[Dataset items]
************

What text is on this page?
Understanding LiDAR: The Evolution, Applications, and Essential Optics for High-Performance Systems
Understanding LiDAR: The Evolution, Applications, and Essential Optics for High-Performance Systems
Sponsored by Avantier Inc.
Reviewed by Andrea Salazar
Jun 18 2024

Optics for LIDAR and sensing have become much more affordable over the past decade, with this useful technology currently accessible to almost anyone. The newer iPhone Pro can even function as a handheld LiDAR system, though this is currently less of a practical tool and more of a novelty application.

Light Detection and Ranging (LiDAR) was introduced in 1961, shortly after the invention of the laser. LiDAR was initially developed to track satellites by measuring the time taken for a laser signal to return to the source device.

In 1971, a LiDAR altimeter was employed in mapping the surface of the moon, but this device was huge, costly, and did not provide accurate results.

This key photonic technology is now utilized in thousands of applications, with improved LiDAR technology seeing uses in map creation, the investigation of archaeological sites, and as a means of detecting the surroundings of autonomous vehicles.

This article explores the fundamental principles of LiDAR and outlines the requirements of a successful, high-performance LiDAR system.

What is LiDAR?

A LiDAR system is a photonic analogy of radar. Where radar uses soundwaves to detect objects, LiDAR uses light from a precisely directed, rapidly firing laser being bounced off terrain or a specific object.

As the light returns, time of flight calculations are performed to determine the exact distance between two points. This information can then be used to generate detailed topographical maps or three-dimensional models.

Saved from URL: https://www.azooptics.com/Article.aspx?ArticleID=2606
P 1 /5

************

GIVEN PROBLEM:
Extract all lines from the material above that include the word "technology".

RESULT BELOW:
Optics for LIDAR and sensing have become much more affordable over the past decade, with this useful technology currently accessible to almost anyone. The newer iPhone Pro can even function as a handheld LiDAR system, though this is currently less of a practical tool and more of a novelty application.
This key photonic technology is now utilized in thousands of applications, with improved LiDAR technology seeing uses in map creation, the investigation of archaeological sites, and as a means of detecting the surroundings of autonomous vehicles.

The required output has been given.